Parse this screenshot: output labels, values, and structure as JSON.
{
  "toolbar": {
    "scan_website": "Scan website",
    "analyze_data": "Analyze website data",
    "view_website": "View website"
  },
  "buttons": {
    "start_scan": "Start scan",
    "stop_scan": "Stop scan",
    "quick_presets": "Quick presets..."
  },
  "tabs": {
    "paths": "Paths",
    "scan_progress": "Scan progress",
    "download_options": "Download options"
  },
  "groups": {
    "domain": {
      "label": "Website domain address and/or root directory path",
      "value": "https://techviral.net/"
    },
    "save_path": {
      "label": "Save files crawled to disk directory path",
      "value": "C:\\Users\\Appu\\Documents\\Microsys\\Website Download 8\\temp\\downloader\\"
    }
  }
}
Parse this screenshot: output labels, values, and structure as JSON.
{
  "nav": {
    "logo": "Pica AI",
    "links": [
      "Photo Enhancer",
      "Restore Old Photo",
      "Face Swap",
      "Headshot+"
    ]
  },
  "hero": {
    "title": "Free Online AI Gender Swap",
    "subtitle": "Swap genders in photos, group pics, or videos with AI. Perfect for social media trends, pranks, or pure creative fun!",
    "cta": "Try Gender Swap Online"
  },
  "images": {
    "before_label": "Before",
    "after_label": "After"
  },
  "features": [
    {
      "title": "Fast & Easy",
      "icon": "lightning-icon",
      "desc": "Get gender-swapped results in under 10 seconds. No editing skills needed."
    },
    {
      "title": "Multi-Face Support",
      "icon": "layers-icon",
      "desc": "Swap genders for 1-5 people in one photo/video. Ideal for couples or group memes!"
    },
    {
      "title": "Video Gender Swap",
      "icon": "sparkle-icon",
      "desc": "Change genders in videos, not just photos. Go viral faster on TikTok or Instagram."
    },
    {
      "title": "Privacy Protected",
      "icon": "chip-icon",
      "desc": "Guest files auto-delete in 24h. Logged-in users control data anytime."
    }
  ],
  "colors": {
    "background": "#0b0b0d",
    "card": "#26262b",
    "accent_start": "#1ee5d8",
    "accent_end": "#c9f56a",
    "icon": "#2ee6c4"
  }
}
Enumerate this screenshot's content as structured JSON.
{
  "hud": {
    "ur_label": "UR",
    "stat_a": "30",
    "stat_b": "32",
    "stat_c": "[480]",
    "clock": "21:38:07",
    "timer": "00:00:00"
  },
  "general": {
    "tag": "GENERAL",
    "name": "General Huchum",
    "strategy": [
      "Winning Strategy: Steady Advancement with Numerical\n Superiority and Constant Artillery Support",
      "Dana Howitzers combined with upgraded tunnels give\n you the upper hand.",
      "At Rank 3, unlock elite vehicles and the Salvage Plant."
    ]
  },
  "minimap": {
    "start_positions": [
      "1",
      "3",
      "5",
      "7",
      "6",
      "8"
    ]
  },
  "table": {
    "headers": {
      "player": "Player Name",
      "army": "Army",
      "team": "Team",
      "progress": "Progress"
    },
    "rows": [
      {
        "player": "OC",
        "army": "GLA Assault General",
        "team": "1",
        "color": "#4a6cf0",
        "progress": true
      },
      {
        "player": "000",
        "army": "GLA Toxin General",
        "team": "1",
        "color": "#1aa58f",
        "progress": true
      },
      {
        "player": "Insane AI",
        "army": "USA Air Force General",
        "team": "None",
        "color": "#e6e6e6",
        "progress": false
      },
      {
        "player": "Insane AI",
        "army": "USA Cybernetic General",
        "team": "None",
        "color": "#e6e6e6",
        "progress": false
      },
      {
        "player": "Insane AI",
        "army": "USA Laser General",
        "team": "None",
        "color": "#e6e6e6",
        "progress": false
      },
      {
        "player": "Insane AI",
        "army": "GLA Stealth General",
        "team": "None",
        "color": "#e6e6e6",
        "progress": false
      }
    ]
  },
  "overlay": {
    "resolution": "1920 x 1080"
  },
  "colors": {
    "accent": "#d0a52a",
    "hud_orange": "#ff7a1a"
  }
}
——————————
▸ **DIRECTIONS**: From the material above, please return each line containing "Online".

▸ **TASK OUTPUT**:
    "title": "Free Online AI Gender Swap",
    "cta": "Try Gender Swap Online"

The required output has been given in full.